[Data records]
<<<<
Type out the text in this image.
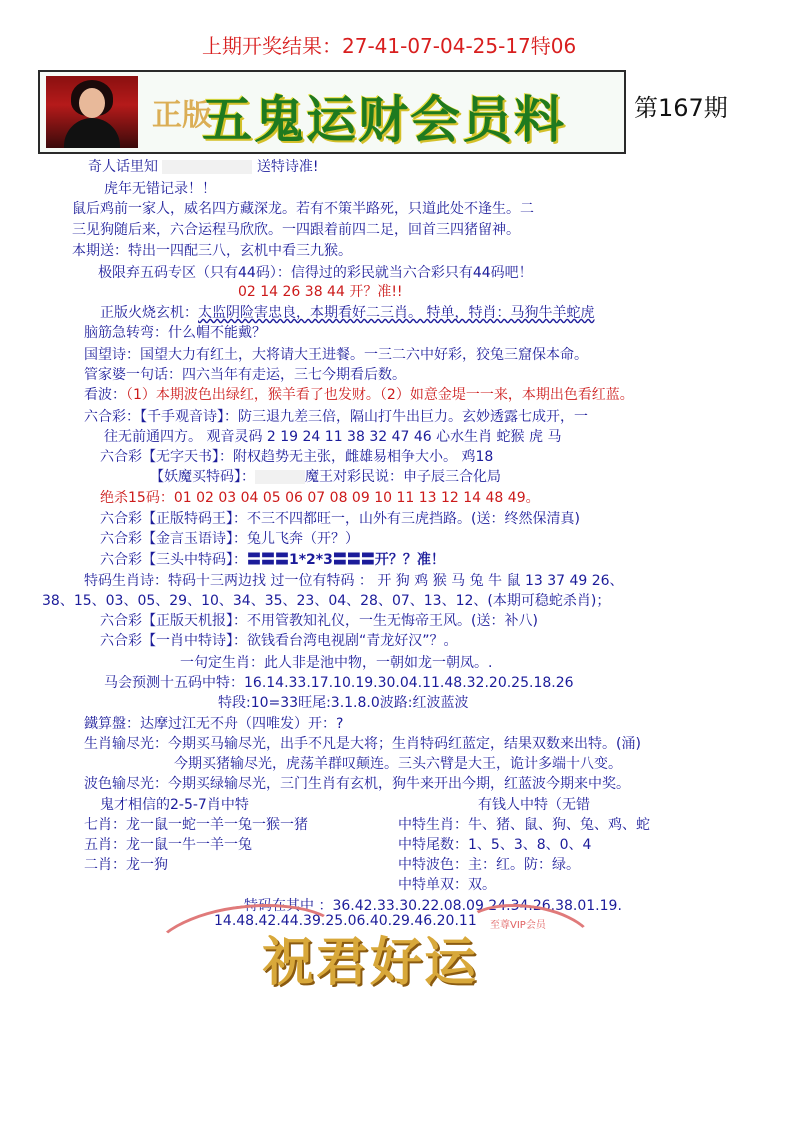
上期开奖结果：27-41-07-04-25-17特06
正版
五鬼运财会员料	第167期
奇人话里知	送特诗准!
虎年无错记录！！
鼠后鸡前一家人，威名四方藏深龙。若有不策半路死，只道此处不逢生。二
三见狗随后来，六合运程马欣欣。一四跟着前四二足，回首三四猪留神。
本期送：特出一四配三八，玄机中看三九猴。
极限弃五码专区（只有44码）：信得过的彩民就当六合彩只有44码吧！
02 14 26 38 44 开？准!!
正版火烧玄机：太监阴险害忠良，本期看好二三肖。 特单，特肖：马狗牛羊蛇虎
脑筋急转弯：什么帽不能戴？
国望诗：国望大力有红土，大将请大王进餐。一三二六中好彩，狡兔三窟保本命。
管家婆一句话：四六当年有走运，三七今期看后数。
看波：（1）本期波色出绿红，猴羊看了也发财。（2）如意金堤一一来，本期出色看红蓝。
六合彩：【千手观音诗】：防三退九差三倍，隔山打牛出巨力。玄妙透露七成开，一
往无前通四方。 观音灵码 2 19 24 11 38 32 47 46 心水生肖 蛇猴 虎 马
六合彩【无字天书】：附权趋势无主张，雌雄易相争大小。 鸡18
【妖魔买特码】：	魔王对彩民说：申子辰三合化局
绝杀15码：01 02 03 04 05 06 07 08 09 10 11 13 12 14 48 49。
六合彩【正版特码王】：不三不四都旺一，山外有三虎挡路。(送：终然保清真)
六合彩【金言玉语诗】：兔儿飞奔（开？）
六合彩【三头中特码】：〓〓〓1*2*3〓〓〓开？？准！
特码生肖诗：特码十三两边找 过一位有特码 ： 开 狗 鸡 猴 马 兔 牛 鼠 13 37 49 26、
38、15、03、05、29、10、34、35、23、04、28、07、13、12、(本期可稳蛇杀肖)；
六合彩【正版天机报】：不用管教知礼仪，一生无悔帝王风。(送：补八)
六合彩【一肖中特诗】：欲钱看台湾电视剧“青龙好汉”？。
一句定生肖：此人非是池中物，一朝如龙一朝凤。.
马会预测十五码中特：16.14.33.17.10.19.30.04.11.48.32.20.25.18.26
特段:10=33旺尾:3.1.8.0波路:红波蓝波
鐵算盤：达摩过江无不舟（四唯发）开：?
生肖输尽光：今期买马输尽光，出手不凡是大将；生肖特码红蓝定，结果双数来出特。(涌)
今期买猪输尽光，虎荡羊群叹颠连。三头六臂是大王，诡计多端十八变。
波色输尽光：今期买绿输尽光，三门生肖有玄机，狗牛来开出今期，红蓝波今期来中奖。
鬼才相信的2-5-7肖中特	有钱人中特（无错
七肖：龙一鼠一蛇一羊一兔一猴一猪	中特生肖：牛、猪、鼠、狗、兔、鸡、蛇
五肖：龙一鼠一牛一羊一兔	中特尾数：1、5、3、8、0、4
二肖：龙一狗	中特波色：主：红。防：绿。
中特单双：双。
特码在其中 ：36.42.33.30.22.08.09.24.34.26.38.01.19.
14.48.42.44.39.25.06.40.29.46.20.11 至尊VIP会员
祝君好运
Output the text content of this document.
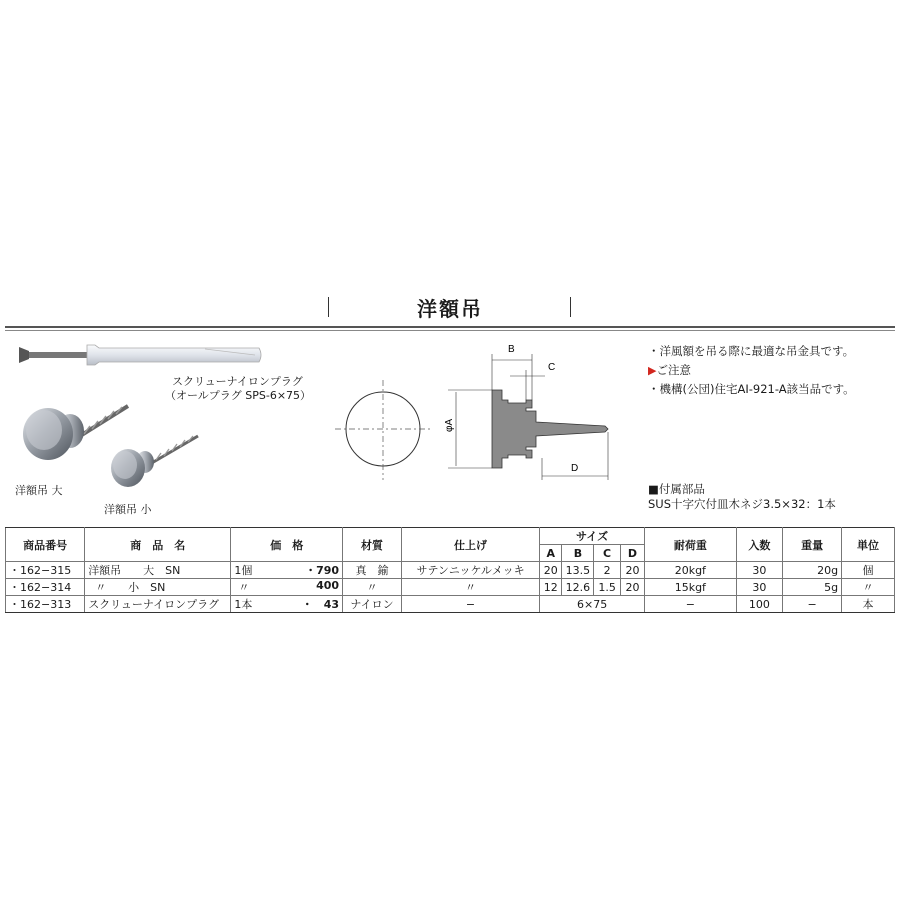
洋額吊
スクリューナイロンプラグ
（オールプラグ SPS-6×75）
洋額吊 大
洋額吊 小
B
C
φA
D
・洋風額を吊る際に最適な吊金具です。
▶ご注意
・機構(公団)住宅AI-921-A該当品です。
■付属部品
SUS十字穴付皿木ネジ3.5×32：1本
商品番号	商　品　名	価　格	材質	仕上げ	サイズ				耐荷重	入数	重量	単位
					A	B	C	D				
・162−315	洋額吊　　大　SN	1個 ・790	真　鍮	サテンニッケルメッキ	20	13.5	2	20	20kgf	30	20g	個
・162−314	〃　　小　SN	〃 400	〃	〃	12	12.6	1.5	20	15kgf	30	5g	〃
・162−313	スクリューナイロンプラグ	1本 ・　43	ナイロン	−	6×75				−	100	−	本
>>>>
**Stated problem:** Skip the pictures and print each record exactly as it stands.

**Result:**
Type out the text in this image.
上期开奖结果：27-41-07-04-25-17特06
正版
五鬼运财会员料	第167期
奇人话里知	送特诗准!
虎年无错记录！！
鼠后鸡前一家人，威名四方藏深龙。若有不策半路死，只道此处不逢生。二
三见狗随后来，六合运程马欣欣。一四跟着前四二足，回首三四猪留神。
本期送：特出一四配三八，玄机中看三九猴。
极限弃五码专区（只有44码）：信得过的彩民就当六合彩只有44码吧！
02 14 26 38 44 开？准!!
正版火烧玄机：太监阴险害忠良，本期看好二三肖。 特单，特肖：马狗牛羊蛇虎
脑筋急转弯：什么帽不能戴？
国望诗：国望大力有红土，大将请大王进餐。一三二六中好彩，狡兔三窟保本命。
管家婆一句话：四六当年有走运，三七今期看后数。
看波：（1）本期波色出绿红，猴羊看了也发财。（2）如意金堤一一来，本期出色看红蓝。
六合彩：【千手观音诗】：防三退九差三倍，隔山打牛出巨力。玄妙透露七成开，一
往无前通四方。 观音灵码 2 19 24 11 38 32 47 46 心水生肖 蛇猴 虎 马
六合彩【无字天书】：附权趋势无主张，雌雄易相争大小。 鸡18
【妖魔买特码】：	魔王对彩民说：申子辰三合化局
绝杀15码：01 02 03 04 05 06 07 08 09 10 11 13 12 14 48 49。
六合彩【正版特码王】：不三不四都旺一，山外有三虎挡路。(送：终然保清真)
六合彩【金言玉语诗】：兔儿飞奔（开？）
六合彩【三头中特码】：〓〓〓1*2*3〓〓〓开？？准！
特码生肖诗：特码十三两边找 过一位有特码 ： 开 狗 鸡 猴 马 兔 牛 鼠 13 37 49 26、
38、15、03、05、29、10、34、35、23、04、28、07、13、12、(本期可稳蛇杀肖)；
六合彩【正版天机报】：不用管教知礼仪，一生无悔帝王风。(送：补八)
六合彩【一肖中特诗】：欲钱看台湾电视剧“青龙好汉”？。
一句定生肖：此人非是池中物，一朝如龙一朝凤。.
马会预测十五码中特：16.14.33.17.10.19.30.04.11.48.32.20.25.18.26
特段:10=33旺尾:3.1.8.0波路:红波蓝波
鐵算盤：达摩过江无不舟（四唯发）开：?
生肖输尽光：今期买马输尽光，出手不凡是大将；生肖特码红蓝定，结果双数来出特。(涌)
今期买猪输尽光，虎荡羊群叹颠连。三头六臂是大王，诡计多端十八变。
波色输尽光：今期买绿输尽光，三门生肖有玄机，狗牛来开出今期，红蓝波今期来中奖。
鬼才相信的2-5-7肖中特	有钱人中特（无错
七肖：龙一鼠一蛇一羊一兔一猴一猪	中特生肖：牛、猪、鼠、狗、兔、鸡、蛇
五肖：龙一鼠一牛一羊一兔	中特尾数：1、5、3、8、0、4
二肖：龙一狗	中特波色：主：红。防：绿。
中特单双：双。
特码在其中 ：36.42.33.30.22.08.09.24.34.26.38.01.19.
14.48.42.44.39.25.06.40.29.46.20.11 至尊VIP会员
祝君好运
Output the text content of this document.
洋額吊
スクリューナイロンプラグ
（オールプラグ SPS-6×75）
洋額吊 大
洋額吊 小
B
C
φA
D
・洋風額を吊る際に最適な吊金具です。
▶ご注意
・機構(公団)住宅AI-921-A該当品です。
■付属部品
SUS十字穴付皿木ネジ3.5×32：1本
商品番号	商　品　名	価　格	材質	仕上げ	サイズ				耐荷重	入数	重量	単位
					A	B	C	D				
・162−315	洋額吊　　大　SN	1個 ・790	真　鍮	サテンニッケルメッキ	20	13.5	2	20	20kgf	30	20g	個
・162−314	〃　　小　SN	〃 400	〃	〃	12	12.6	1.5	20	15kgf	30	5g	〃
・162−313	スクリューナイロンプラグ	1本 ・　43	ナイロン	−	6×75				−	100	−	本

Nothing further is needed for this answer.